* begin RECORDS SUPPLIED *
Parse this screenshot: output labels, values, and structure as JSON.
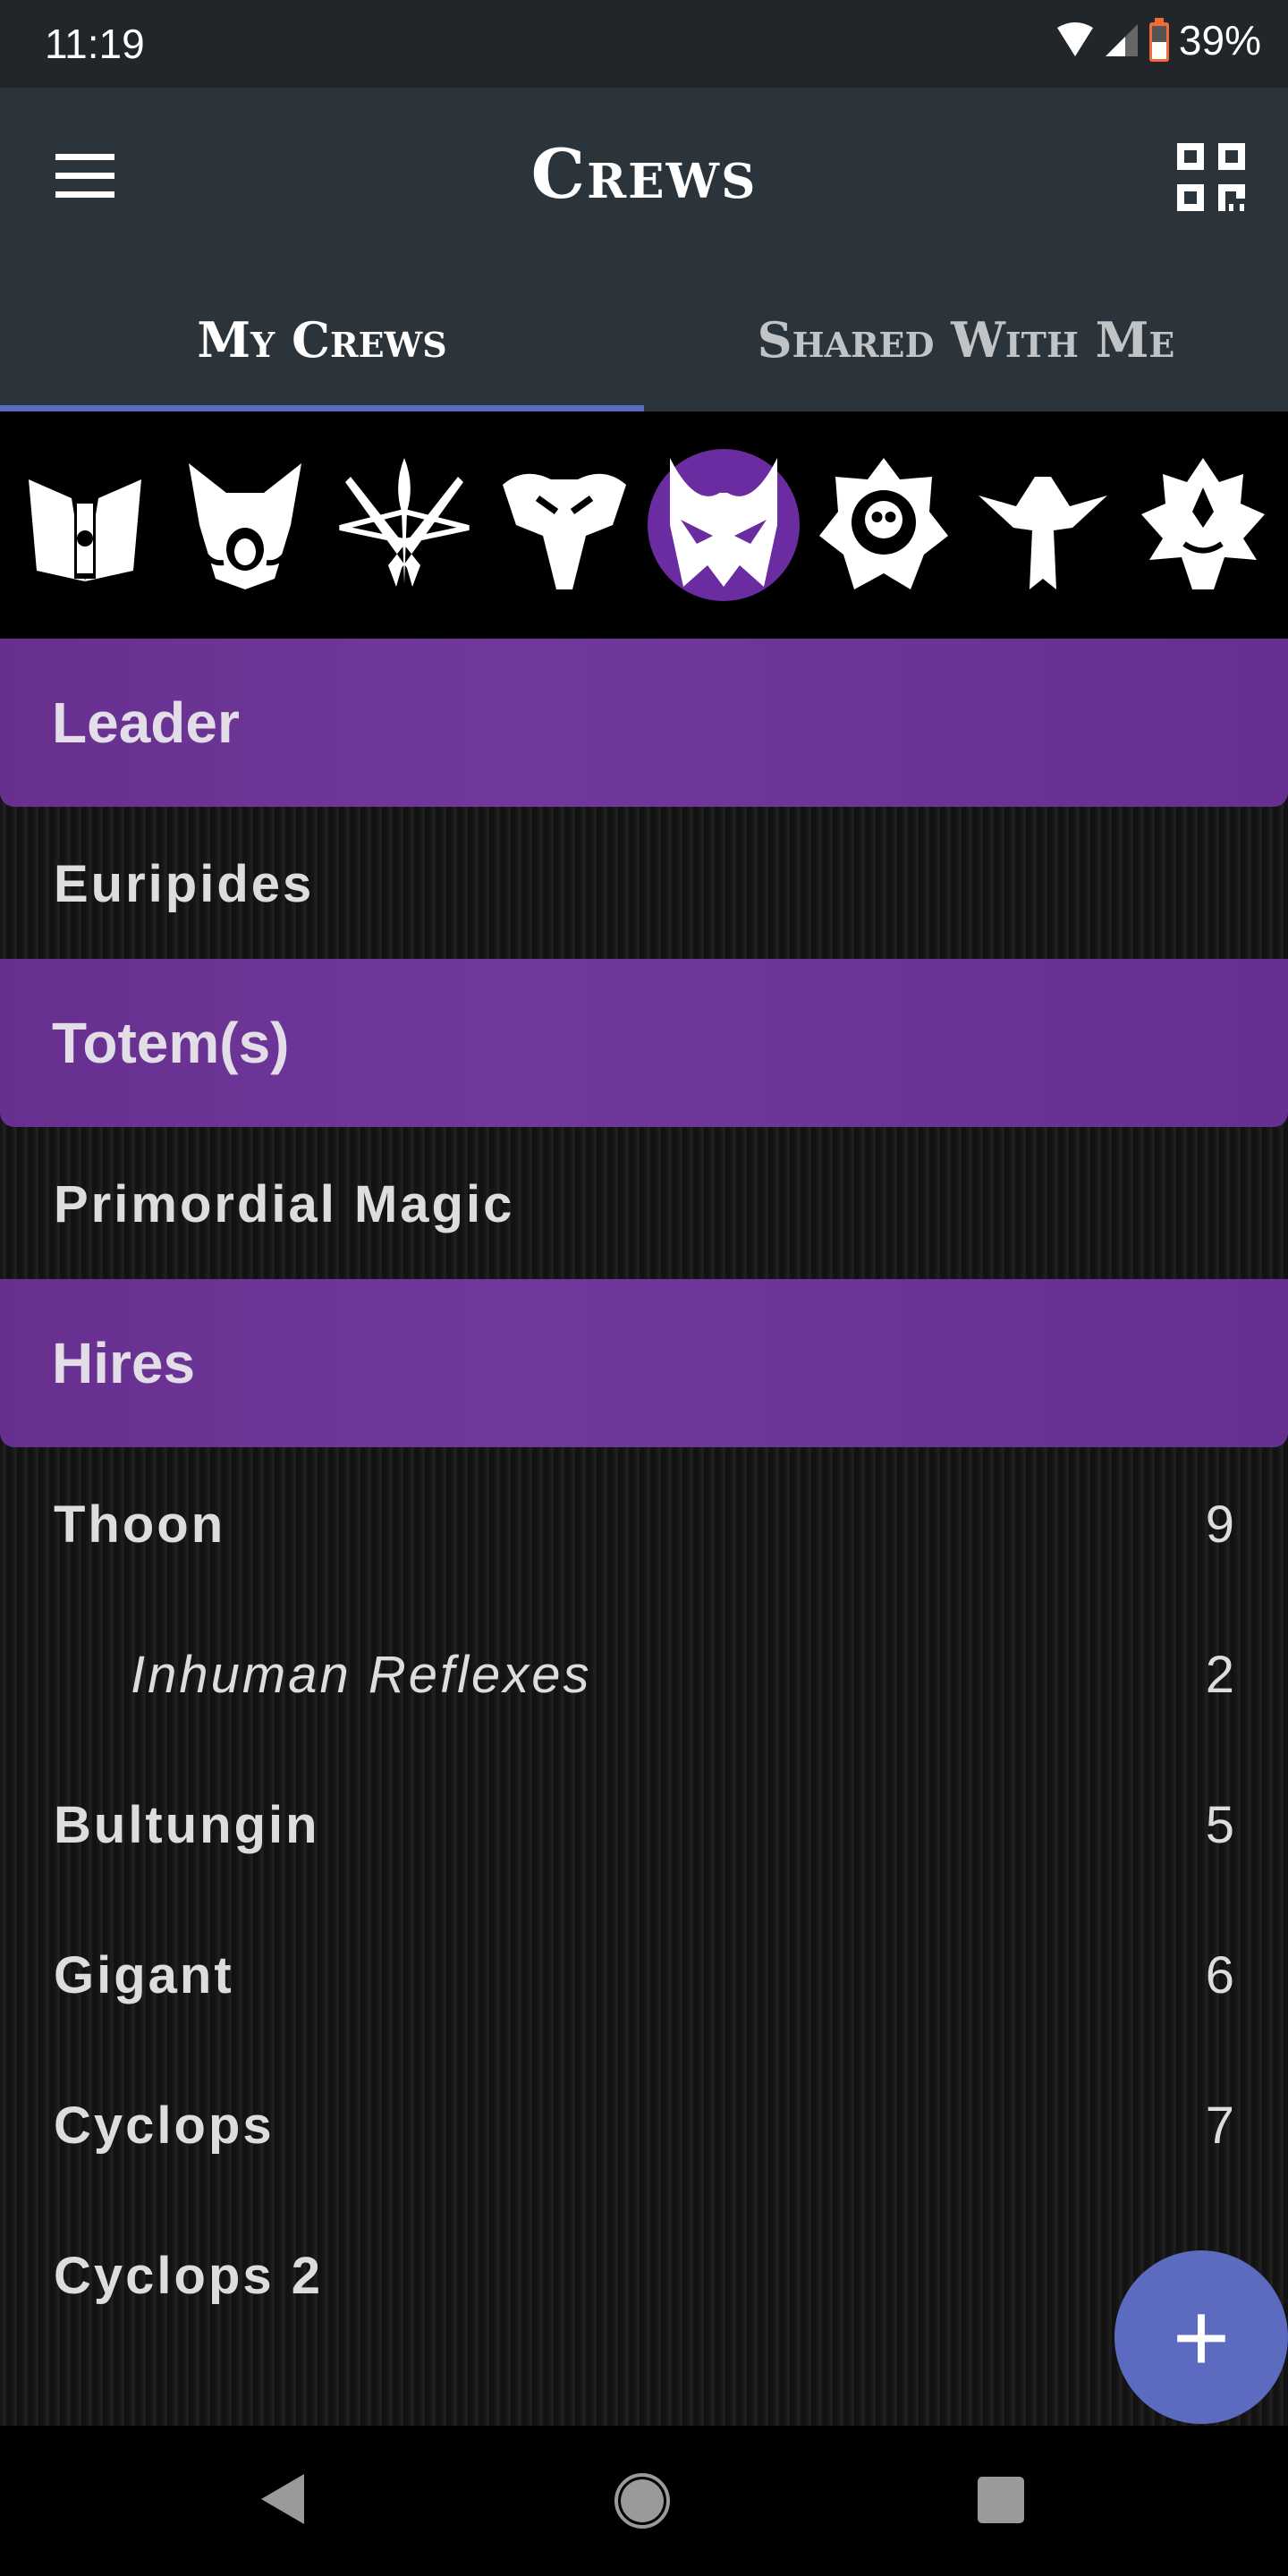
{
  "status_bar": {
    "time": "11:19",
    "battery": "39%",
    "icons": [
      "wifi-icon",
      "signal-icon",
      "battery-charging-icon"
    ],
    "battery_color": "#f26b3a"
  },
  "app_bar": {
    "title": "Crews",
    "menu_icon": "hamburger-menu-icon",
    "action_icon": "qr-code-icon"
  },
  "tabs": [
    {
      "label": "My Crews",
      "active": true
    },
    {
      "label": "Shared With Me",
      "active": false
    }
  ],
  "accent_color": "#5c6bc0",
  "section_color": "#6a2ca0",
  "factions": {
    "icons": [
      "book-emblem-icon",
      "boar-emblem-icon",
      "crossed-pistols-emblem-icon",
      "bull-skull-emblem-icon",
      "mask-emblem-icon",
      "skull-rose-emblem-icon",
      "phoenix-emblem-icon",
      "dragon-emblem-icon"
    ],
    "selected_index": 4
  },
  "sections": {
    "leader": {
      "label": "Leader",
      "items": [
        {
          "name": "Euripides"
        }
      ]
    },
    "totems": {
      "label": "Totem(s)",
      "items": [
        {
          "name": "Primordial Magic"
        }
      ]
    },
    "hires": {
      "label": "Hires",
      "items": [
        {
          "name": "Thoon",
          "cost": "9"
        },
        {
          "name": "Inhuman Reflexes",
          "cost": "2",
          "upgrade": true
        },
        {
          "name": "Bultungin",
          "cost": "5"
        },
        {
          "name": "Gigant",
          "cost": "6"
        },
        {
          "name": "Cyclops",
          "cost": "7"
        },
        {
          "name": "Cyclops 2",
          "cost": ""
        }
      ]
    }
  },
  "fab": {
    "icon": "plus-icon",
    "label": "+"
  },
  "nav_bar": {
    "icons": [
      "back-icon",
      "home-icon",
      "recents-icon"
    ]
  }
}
* end RECORDS SUPPLIED *
* _PROBLEM REQUIREMENTS_
Pictures in the records must not appear in the copy; transcribe everything else precisely.

* _RESULT OF THIS EXERCISE_
Parse this screenshot: output labels, values, and structure as JSON.
{
  "status_bar": {
    "time": "11:19",
    "battery": "39%",
    "icons": [
      "wifi-icon",
      "signal-icon",
      "battery-charging-icon"
    ],
    "battery_color": "#f26b3a"
  },
  "app_bar": {
    "title": "Crews",
    "menu_icon": "hamburger-menu-icon",
    "action_icon": "qr-code-icon"
  },
  "tabs": [
    {
      "label": "My Crews",
      "active": true
    },
    {
      "label": "Shared With Me",
      "active": false
    }
  ],
  "accent_color": "#5c6bc0",
  "section_color": "#6a2ca0",
  "factions": {
    "icons": [
      "book-emblem-icon",
      "boar-emblem-icon",
      "crossed-pistols-emblem-icon",
      "bull-skull-emblem-icon",
      "mask-emblem-icon",
      "skull-rose-emblem-icon",
      "phoenix-emblem-icon",
      "dragon-emblem-icon"
    ],
    "selected_index": 4
  },
  "sections": {
    "leader": {
      "label": "Leader",
      "items": [
        {
          "name": "Euripides"
        }
      ]
    },
    "totems": {
      "label": "Totem(s)",
      "items": [
        {
          "name": "Primordial Magic"
        }
      ]
    },
    "hires": {
      "label": "Hires",
      "items": [
        {
          "name": "Thoon",
          "cost": "9"
        },
        {
          "name": "Inhuman Reflexes",
          "cost": "2",
          "upgrade": true
        },
        {
          "name": "Bultungin",
          "cost": "5"
        },
        {
          "name": "Gigant",
          "cost": "6"
        },
        {
          "name": "Cyclops",
          "cost": "7"
        },
        {
          "name": "Cyclops 2",
          "cost": ""
        }
      ]
    }
  },
  "fab": {
    "icon": "plus-icon",
    "label": "+"
  },
  "nav_bar": {
    "icons": [
      "back-icon",
      "home-icon",
      "recents-icon"
    ]
  }
}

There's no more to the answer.